→ DATA PROVIDED
·····

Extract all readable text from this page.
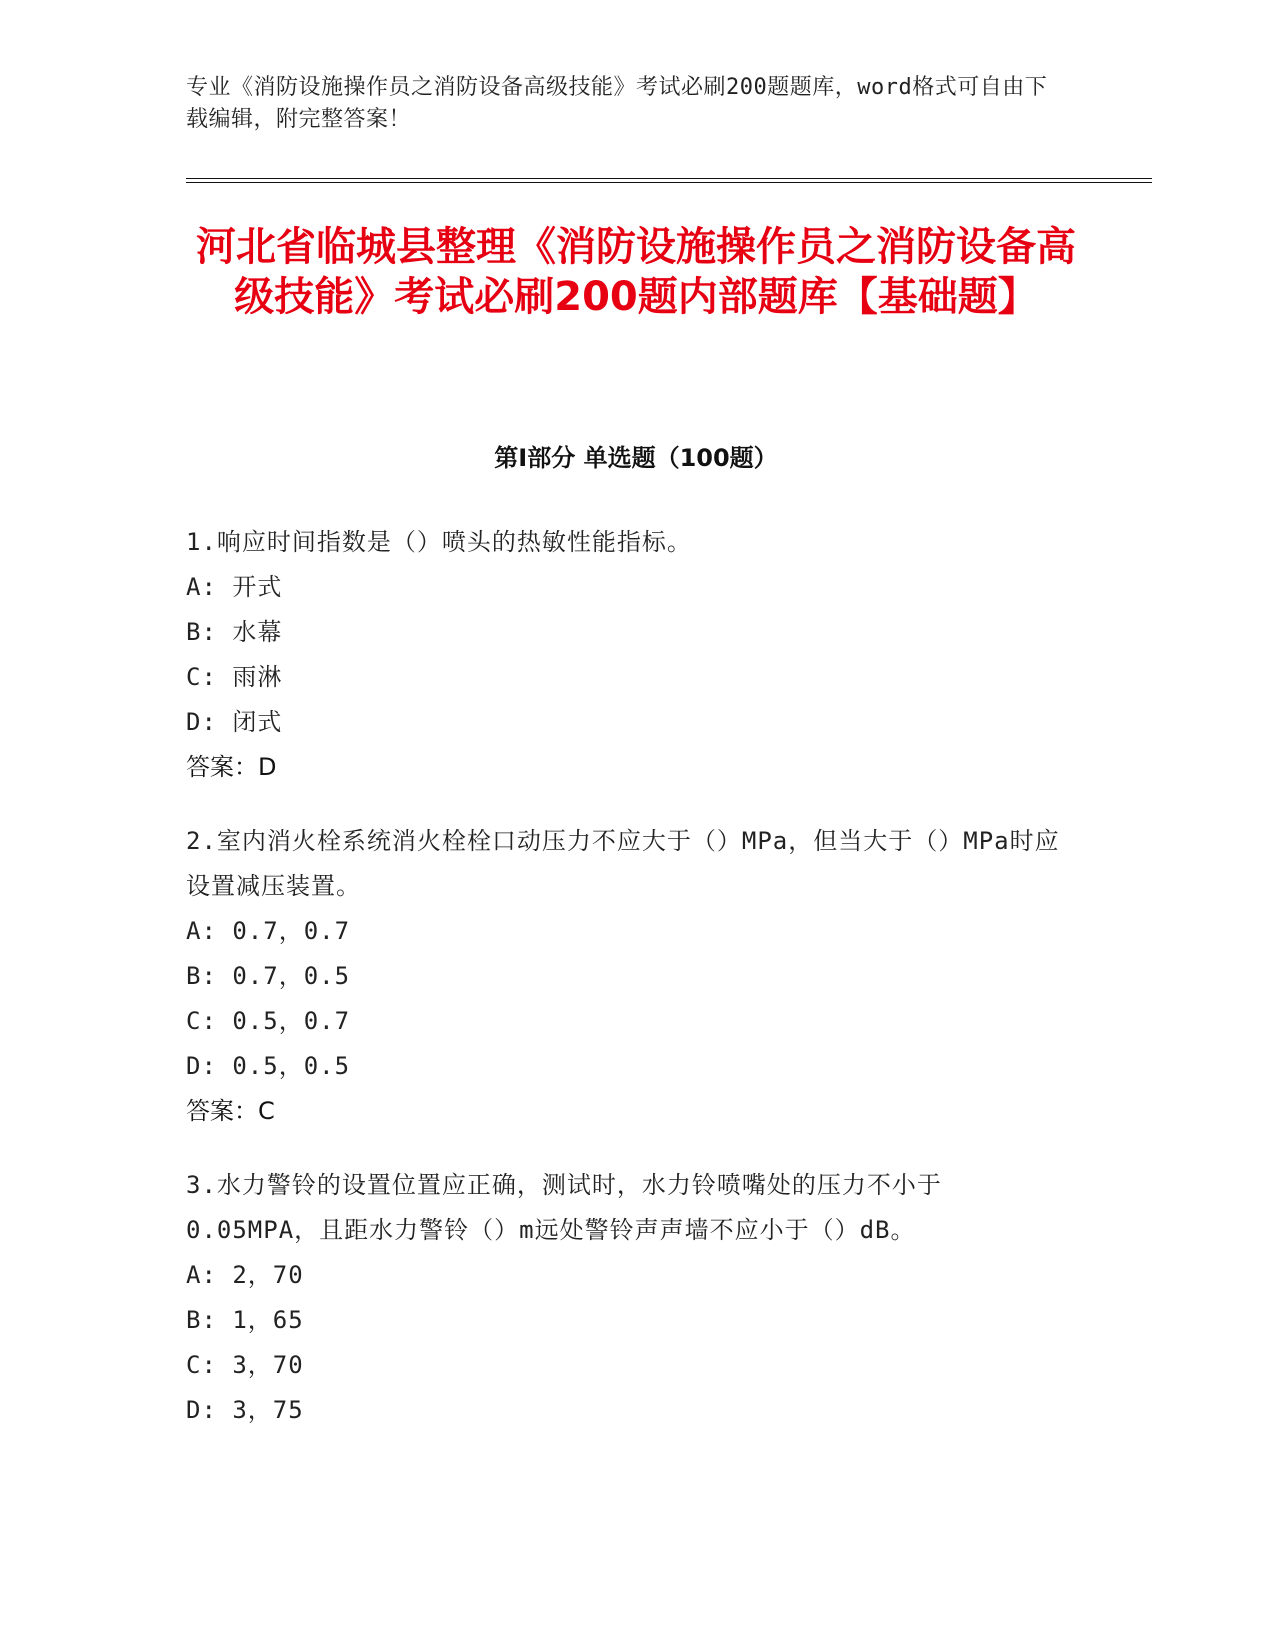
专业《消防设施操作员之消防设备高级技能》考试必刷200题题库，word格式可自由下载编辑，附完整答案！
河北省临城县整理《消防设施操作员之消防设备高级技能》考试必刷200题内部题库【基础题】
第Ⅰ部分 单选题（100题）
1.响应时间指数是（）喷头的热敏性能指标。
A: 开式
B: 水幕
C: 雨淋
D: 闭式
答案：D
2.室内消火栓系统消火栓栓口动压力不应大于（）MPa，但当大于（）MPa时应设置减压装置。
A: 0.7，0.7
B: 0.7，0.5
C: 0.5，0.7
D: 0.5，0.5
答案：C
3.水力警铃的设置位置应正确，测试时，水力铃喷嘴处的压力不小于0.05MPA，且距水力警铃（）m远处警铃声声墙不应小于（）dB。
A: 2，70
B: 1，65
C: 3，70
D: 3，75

·····

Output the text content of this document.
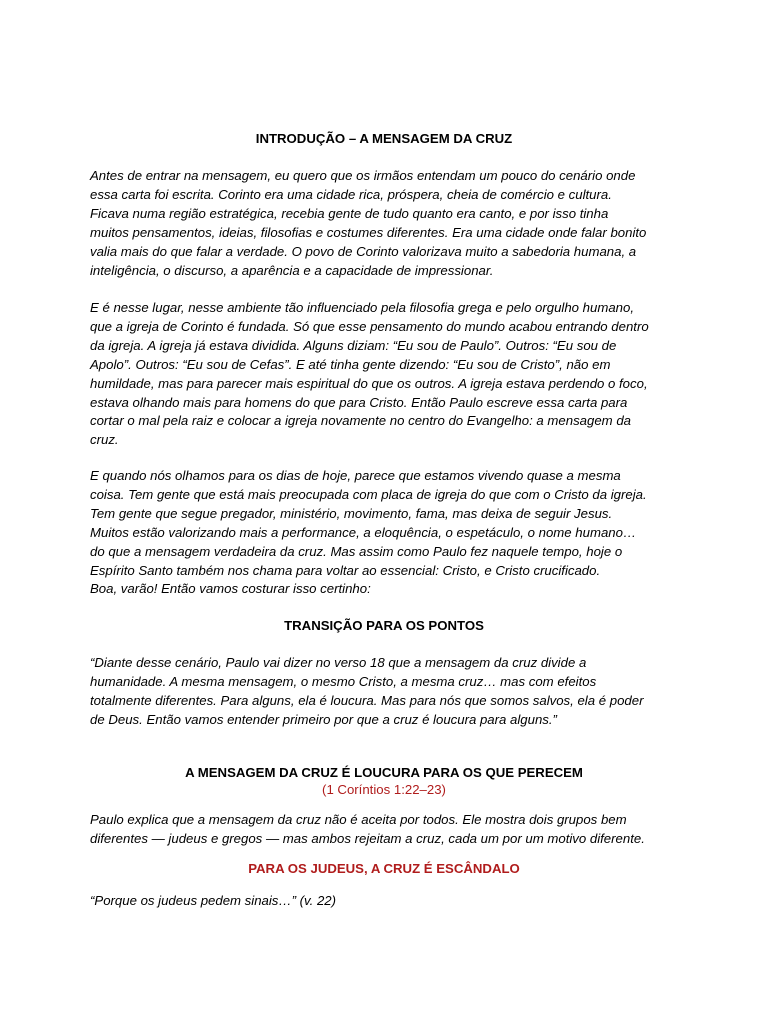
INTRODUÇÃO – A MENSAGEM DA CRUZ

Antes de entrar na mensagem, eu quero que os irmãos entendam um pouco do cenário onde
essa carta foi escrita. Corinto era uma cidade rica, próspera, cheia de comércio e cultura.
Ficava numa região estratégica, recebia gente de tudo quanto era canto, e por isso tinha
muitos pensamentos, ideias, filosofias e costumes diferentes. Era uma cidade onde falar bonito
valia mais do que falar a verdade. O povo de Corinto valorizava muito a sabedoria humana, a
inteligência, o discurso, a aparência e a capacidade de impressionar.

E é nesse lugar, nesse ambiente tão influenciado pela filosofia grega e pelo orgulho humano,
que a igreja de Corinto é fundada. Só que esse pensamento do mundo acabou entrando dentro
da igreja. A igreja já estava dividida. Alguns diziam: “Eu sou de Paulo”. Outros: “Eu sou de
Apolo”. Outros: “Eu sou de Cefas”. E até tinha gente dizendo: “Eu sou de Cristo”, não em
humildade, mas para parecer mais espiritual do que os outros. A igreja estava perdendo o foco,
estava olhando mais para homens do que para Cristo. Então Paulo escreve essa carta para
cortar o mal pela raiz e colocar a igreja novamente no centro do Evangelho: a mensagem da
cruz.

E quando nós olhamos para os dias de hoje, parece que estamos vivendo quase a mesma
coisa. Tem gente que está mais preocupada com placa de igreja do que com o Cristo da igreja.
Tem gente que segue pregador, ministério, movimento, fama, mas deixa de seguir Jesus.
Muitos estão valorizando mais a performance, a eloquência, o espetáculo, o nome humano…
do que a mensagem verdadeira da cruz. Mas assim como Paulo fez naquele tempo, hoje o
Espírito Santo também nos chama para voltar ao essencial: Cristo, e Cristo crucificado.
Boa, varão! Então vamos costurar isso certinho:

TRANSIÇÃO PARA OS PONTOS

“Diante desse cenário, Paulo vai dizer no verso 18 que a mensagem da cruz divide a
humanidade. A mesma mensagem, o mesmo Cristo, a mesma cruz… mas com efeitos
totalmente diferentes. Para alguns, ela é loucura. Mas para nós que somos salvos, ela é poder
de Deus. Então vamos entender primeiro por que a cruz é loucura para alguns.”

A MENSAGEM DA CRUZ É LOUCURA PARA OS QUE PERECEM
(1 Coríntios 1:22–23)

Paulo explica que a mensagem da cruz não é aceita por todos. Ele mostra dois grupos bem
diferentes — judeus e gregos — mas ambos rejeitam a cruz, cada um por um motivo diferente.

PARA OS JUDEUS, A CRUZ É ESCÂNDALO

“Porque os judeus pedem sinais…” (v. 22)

·····

→ EXERCISE GOAL
Return each line that includes "isso".

→ FULL RESPONSE
Ficava numa região estratégica, recebia gente de tudo quanto era canto, e por isso tinha
Boa, varão! Então vamos costurar isso certinho:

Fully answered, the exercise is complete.